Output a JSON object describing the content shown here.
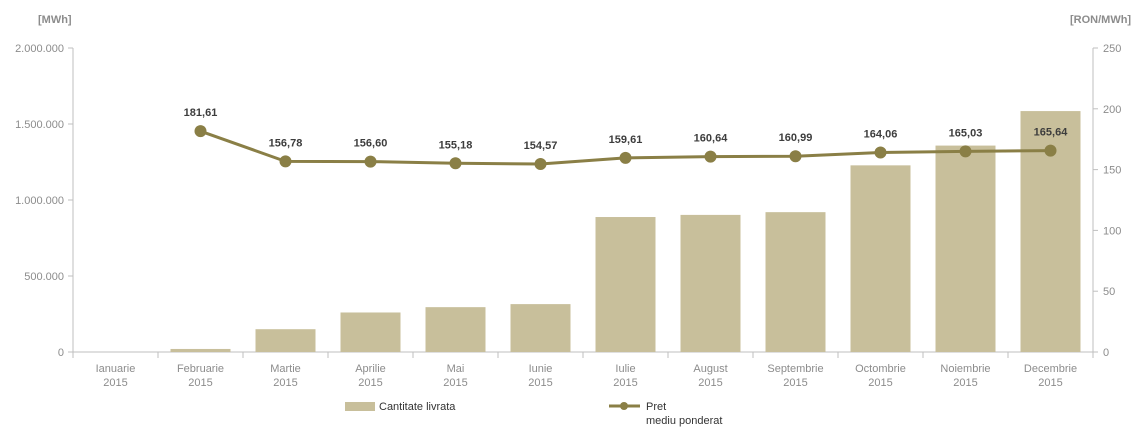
{
  "colors": {
    "bar": "#c8bf9b",
    "line": "#8a7f46",
    "axis": "#bfbfbf",
    "text": "#8c8c8c"
  },
  "chart_data": {
    "type": "bar",
    "ylabel": "[MWh]",
    "y2label": "[RON/MWh]",
    "ylim": [
      0,
      2000000
    ],
    "y2lim": [
      0,
      250
    ],
    "yticks": [
      "2.000.000",
      "1.500.000",
      "1.000.000",
      "500.000",
      "0"
    ],
    "y2ticks": [
      "250",
      "200",
      "150",
      "100",
      "50",
      "0"
    ],
    "categories": [
      [
        "Ianuarie",
        "2015"
      ],
      [
        "Februarie",
        "2015"
      ],
      [
        "Martie",
        "2015"
      ],
      [
        "Aprilie",
        "2015"
      ],
      [
        "Mai",
        "2015"
      ],
      [
        "Iunie",
        "2015"
      ],
      [
        "Iulie",
        "2015"
      ],
      [
        "August",
        "2015"
      ],
      [
        "Septembrie",
        "2015"
      ],
      [
        "Octombrie",
        "2015"
      ],
      [
        "Noiembrie",
        "2015"
      ],
      [
        "Decembrie",
        "2015"
      ]
    ],
    "series": [
      {
        "name": "Cantitate livrata",
        "type": "bar",
        "axis": "left",
        "values": [
          0,
          20000,
          150000,
          260000,
          295000,
          315000,
          888000,
          902000,
          920000,
          1228000,
          1358000,
          1585000
        ]
      },
      {
        "name": "Pret\nmediu ponderat",
        "type": "line",
        "axis": "right",
        "values": [
          null,
          181.61,
          156.78,
          156.6,
          155.18,
          154.57,
          159.61,
          160.64,
          160.99,
          164.06,
          165.03,
          165.64
        ],
        "labels": [
          "",
          "181,61",
          "156,78",
          "156,60",
          "155,18",
          "154,57",
          "159,61",
          "160,64",
          "160,99",
          "164,06",
          "165,03",
          "165,64"
        ]
      }
    ],
    "legend_position": "bottom",
    "grid": false
  }
}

::::

• _Task directions_
In the entries above, find the lines containing the word "name" and say how many there are, with no other words.

• _Result of this task_
2